■ **TASK A**:
Answer these questions using the passage on hydrothermal xenotime chemistry, one line each:
(i) Besides xenotime occurrence, which three elements do the authors suggest using to complement the monazite data?
(ii) In the Ca vs. Sc plot, what Ca condition marks the porphyry Cu-Mo-Au systems?
(iii) What monazite:xenotime proportion is given for the Pogo deposit?
■ **TASK B**: Write the next part of the passage on hydrothermal xenotime chemistry, picking up after its final sentence.

The chemistry of hydrothermal xenotime is more ambiguous, especially regarding most REE. This may in part be a consequence of limited abundance of xenotime, particularly in the magmatic-hydrothermal systems. However, our reconnaissance data suggest the use of Y, Sc, and Ca, along with occurrence of xenotime can complement the monazite data. In particular, in the Ca vs. Sc plot, the xenotime data from Pogo overlap with and follow a similar trend (elevated Ca) to metamorphic rock-hosted orogenic gold deposits, distinct from data for reduced intrusion-related systems (Sc > detection) and porphyry Cu-Mo-Au systems (Ca > 0.2 wt%; Fig. 8c). Additionally, xenotime geochemical data for orogenic gold deposits and the Pogo deposit for Y, Ho, Gd/Tb, and Yb/Sm tend to cluster, whereas a large spread in data for components is observed for magmatic-hydrothermal systems despite the limited number of xenotime crystals available for analyses. The relative proportion of monazite:xenotime for the Pogo deposit (2.8) is nearly identical to that for the studied metamorphic rock-hosted orogenic gold deposits (2.5).

■ **SOURCE MATERIAL**:
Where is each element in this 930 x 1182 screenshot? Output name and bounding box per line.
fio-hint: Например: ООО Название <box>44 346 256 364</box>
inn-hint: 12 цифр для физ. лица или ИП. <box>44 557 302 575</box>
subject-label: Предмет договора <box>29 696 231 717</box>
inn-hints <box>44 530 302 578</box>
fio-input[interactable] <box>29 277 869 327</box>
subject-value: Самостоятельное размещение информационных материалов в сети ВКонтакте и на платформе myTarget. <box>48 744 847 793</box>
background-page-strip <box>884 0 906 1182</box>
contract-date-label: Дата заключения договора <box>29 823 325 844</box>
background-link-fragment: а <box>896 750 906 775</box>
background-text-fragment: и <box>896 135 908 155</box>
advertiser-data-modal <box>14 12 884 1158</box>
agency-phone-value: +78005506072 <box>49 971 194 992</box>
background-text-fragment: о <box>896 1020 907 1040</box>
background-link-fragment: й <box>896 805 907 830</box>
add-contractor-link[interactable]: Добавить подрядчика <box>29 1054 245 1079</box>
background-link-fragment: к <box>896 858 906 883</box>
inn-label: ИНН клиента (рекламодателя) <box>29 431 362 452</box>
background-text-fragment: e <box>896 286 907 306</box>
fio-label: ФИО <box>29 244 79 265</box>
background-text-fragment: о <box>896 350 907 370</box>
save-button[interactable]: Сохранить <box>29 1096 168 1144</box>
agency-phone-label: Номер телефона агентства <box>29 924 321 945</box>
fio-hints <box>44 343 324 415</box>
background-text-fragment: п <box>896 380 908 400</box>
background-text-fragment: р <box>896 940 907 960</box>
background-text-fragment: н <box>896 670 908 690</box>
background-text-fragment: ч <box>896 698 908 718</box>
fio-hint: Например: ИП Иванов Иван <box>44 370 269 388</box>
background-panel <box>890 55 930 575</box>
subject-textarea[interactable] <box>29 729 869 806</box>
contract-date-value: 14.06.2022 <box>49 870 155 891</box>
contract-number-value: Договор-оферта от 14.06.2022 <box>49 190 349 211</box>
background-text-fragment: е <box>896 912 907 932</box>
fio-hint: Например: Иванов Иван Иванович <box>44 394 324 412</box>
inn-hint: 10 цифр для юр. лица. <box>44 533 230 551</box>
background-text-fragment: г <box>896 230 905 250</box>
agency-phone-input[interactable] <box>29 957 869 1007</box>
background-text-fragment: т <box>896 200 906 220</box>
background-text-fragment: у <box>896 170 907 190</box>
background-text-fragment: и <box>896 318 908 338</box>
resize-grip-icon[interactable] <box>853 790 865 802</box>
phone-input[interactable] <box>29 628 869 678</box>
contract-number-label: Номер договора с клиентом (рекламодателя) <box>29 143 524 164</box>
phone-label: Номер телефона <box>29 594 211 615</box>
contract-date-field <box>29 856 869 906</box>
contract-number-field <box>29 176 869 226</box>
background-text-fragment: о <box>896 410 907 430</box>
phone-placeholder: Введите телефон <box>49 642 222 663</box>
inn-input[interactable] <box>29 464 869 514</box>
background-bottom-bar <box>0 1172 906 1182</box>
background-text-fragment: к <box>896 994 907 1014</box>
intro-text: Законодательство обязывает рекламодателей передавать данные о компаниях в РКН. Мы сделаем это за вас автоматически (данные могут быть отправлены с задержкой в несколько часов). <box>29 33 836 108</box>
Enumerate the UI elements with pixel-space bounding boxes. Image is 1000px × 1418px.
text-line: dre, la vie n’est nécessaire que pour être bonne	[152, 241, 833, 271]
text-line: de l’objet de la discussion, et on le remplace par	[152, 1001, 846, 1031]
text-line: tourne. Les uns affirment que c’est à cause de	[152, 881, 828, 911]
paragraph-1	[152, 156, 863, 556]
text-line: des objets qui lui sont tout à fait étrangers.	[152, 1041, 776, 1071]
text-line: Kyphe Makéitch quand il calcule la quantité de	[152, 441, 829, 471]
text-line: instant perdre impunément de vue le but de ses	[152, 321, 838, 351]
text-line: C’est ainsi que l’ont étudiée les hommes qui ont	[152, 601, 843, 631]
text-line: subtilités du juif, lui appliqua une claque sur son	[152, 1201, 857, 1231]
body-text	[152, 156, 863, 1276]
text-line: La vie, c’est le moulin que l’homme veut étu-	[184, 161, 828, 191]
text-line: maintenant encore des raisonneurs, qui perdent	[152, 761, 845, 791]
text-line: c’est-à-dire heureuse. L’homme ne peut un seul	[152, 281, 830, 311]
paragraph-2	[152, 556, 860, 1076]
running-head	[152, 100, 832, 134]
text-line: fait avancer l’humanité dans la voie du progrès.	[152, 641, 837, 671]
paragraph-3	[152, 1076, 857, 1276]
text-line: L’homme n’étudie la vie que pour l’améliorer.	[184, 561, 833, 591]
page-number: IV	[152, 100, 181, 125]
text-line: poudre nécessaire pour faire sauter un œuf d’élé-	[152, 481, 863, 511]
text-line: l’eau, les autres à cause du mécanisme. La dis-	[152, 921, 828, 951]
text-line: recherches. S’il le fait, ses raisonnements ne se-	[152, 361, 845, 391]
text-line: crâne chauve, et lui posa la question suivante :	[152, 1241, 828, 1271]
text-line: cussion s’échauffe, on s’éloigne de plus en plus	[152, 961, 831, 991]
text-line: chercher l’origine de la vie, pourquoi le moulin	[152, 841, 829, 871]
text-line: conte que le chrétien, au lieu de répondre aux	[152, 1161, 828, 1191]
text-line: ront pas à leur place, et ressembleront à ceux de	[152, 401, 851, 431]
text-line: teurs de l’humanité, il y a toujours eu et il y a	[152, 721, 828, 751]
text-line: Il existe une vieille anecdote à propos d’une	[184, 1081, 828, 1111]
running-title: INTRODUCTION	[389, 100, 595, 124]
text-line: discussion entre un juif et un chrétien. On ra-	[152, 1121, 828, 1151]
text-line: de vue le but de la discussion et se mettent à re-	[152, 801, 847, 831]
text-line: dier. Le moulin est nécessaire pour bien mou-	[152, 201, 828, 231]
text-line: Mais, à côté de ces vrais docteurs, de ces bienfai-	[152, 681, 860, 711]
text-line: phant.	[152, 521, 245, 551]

■ **YOUR RESPONSE A**:
(i) Y, Sc, and Ca
(ii) Ca > 0.2 wt%
(iii) 2.8

■ **YOUR RESPONSE B**:
The compositional data for monazite and xenotime formed as alteration products at Pogo show strong similarities to the ranges of compositions from known orogenic gold deposits and dissimilarities with magmatic-hydrothermal (and particularly reduced intrusion-related) deposits based on several distinctive parameters examined in this study. The in situ major and minor element geochemistry associated with these hydrothermal phases are evidence suggesting that the Pogo gold deposit is in fact an orogenic gold deposit, as is also suggested by some geologic evidence such as the lack of identification of a causative pluton.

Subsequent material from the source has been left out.